- _Exercise task_: Pick up the news article on the Iran-Iraq border talks right after its last sentence and carry it forward.

- _Excerpted passage_:
= = = =
Iran, Iraq to mark formal borders next week: Mottaki

BAGHDAD: Iraq and Iran will hold talks from next week to formally mark their borders, Iranian Foreign Minister Manouchehr Mottaki said on Thursday, weeks after a dispute between the two countries over an oil well.

Mottaki made the remarks at a joint media conference with his Iraqi counterpart Hoshyar Zebari on a one-day visit to Baghdad. He was due later to meet with Iraqi President Jalal Talabani and other senior leaders.

“There will be a meeting within a week between the two countries about the borders,” Mottaki told a news conference in the foreign ministry in central Baghdad.

He added that in the following weeks, meetings would be held between technical committees from the two countries to determine the land and maritime borders separating the two countries.

Iranian television said earlier that Mottaki, on his first visit to Iraq since September, was leading a large delegation on the visit, which was to focus on bilateral security co-operation and border issues.
= = = =
- _Information shown_:

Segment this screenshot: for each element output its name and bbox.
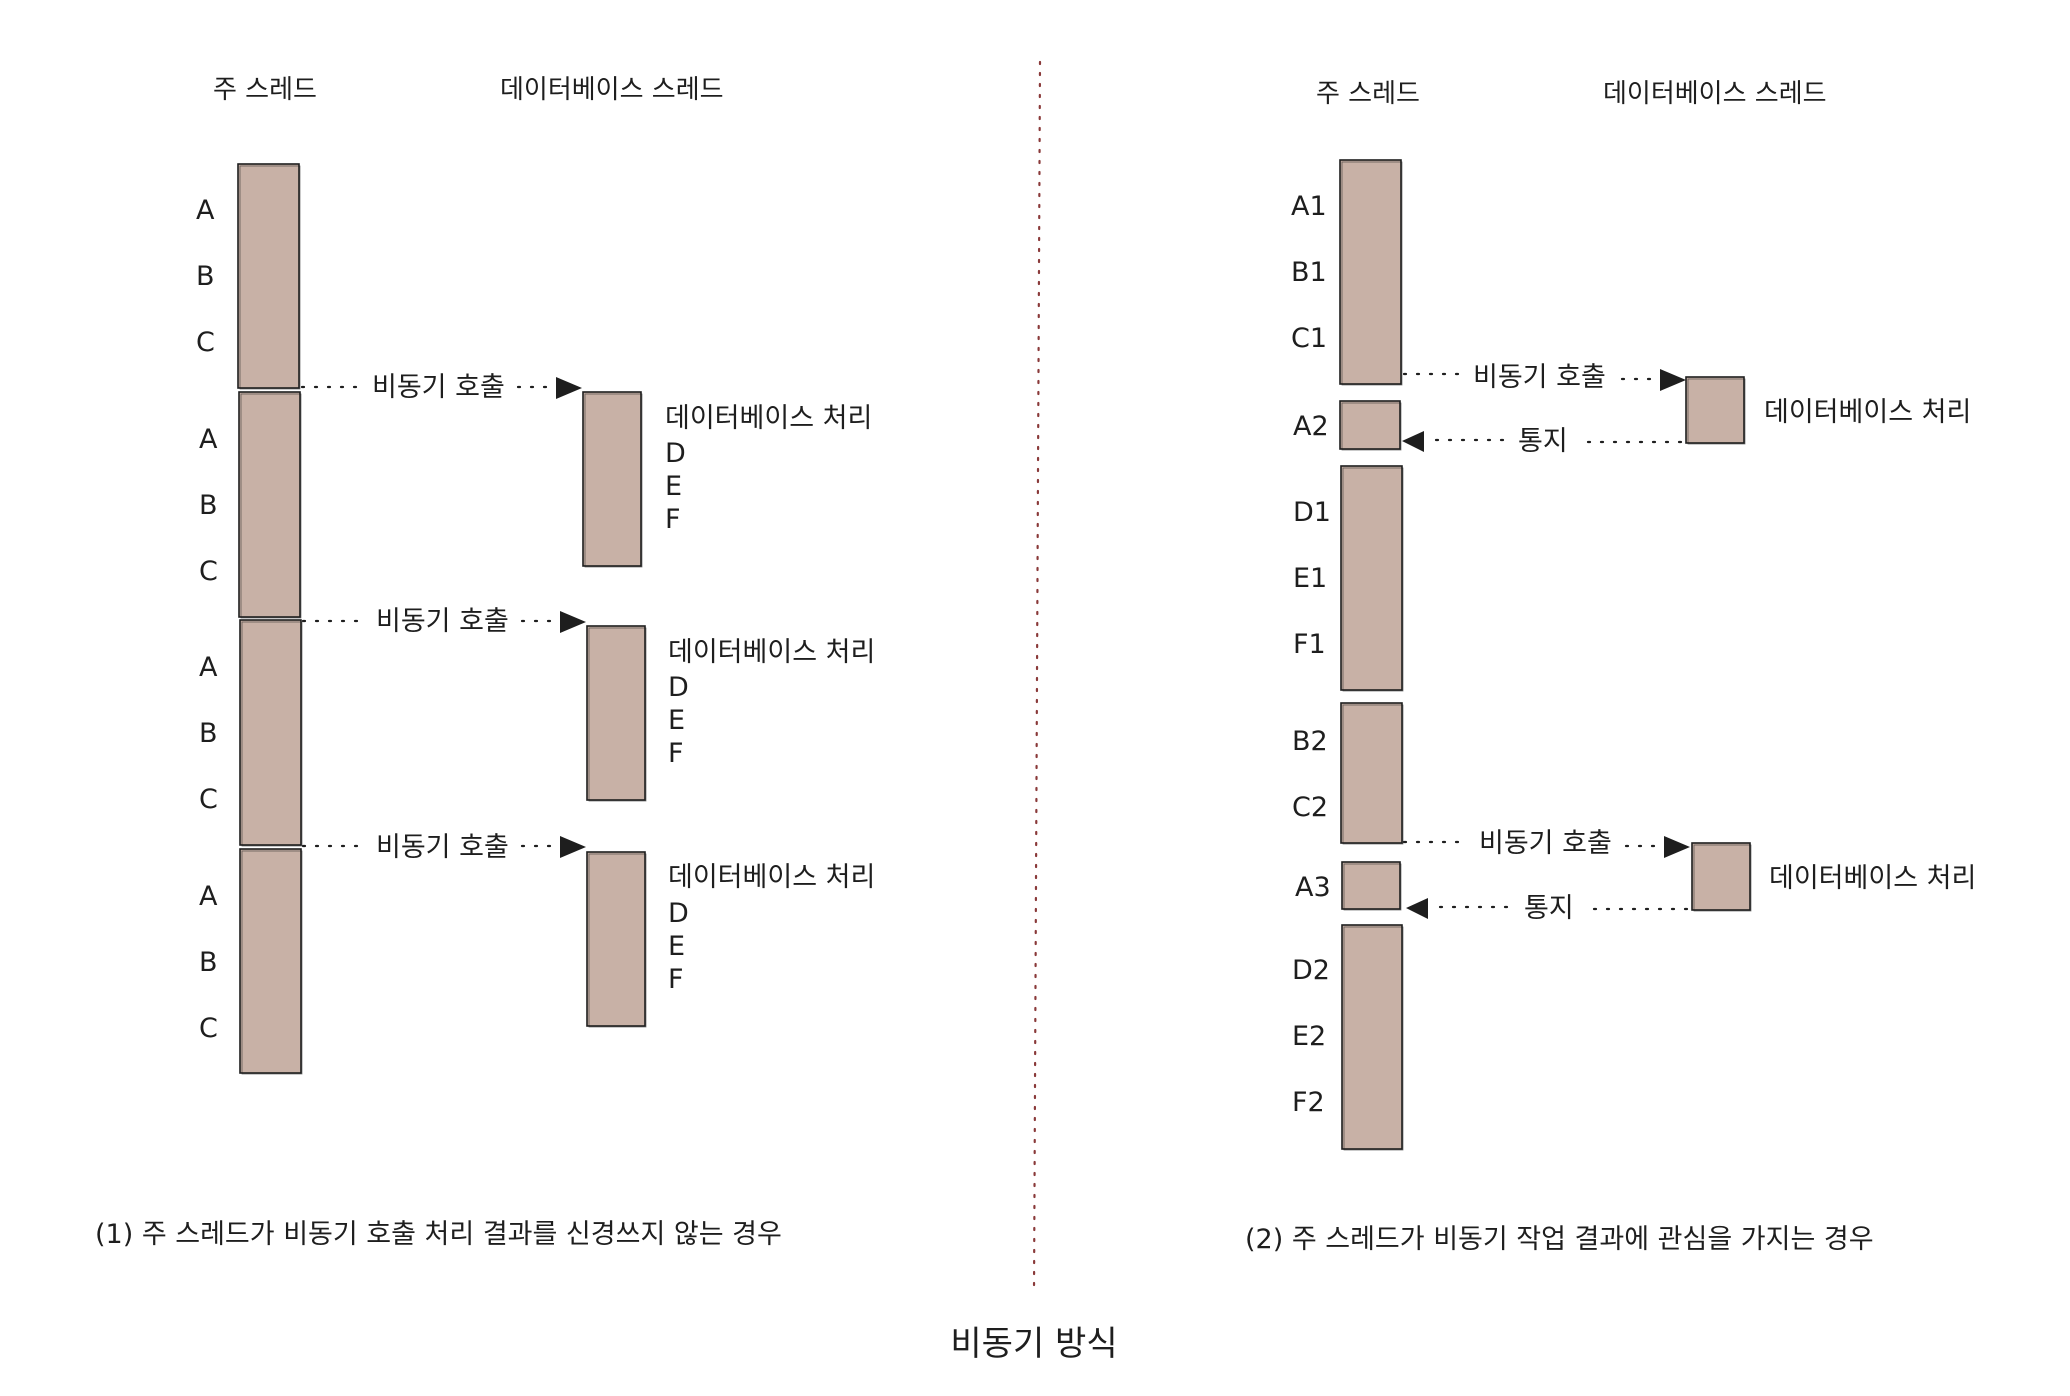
= = = =
- _The response_:
Tehran has often been accused by US military leaders, whose forces still have a large presence in Iraq, of funding and training Shiite militant groups and undermining security in the conflict-torn country.

Mottaki’s latest visit comes just weeks after Iranian forces took over an oil well along the two countries’ disputed border, prompting a stand-off that drove up international crude prices.

On December 18, Iraq’s state-owned South Oil Co. said about a dozen Iranian troops and technicians had arrived at the field, taken control of the Well 4 and raised the Iranian flag. They eventually withdrew days later.

Well 4 is in the Fauqa Field, part of a cluster of oilfields which Iraq unsuccessfully put up for auction to oil majors in June. The field has estimated reserves of 1.55 million barrels.

Though Iraqi officials had said last month that Iranian forces remained on Iraqi territory after withdrawing from the field, Mottaki told reporters: “Some orders have been issued to the Iranian forces to return to their original places.”

He said the oil field offered an “opportunity for joint investment.”

“The border forces of the two countries returned to their places and after the meetings of the technical committees … everything will revert back to normal.”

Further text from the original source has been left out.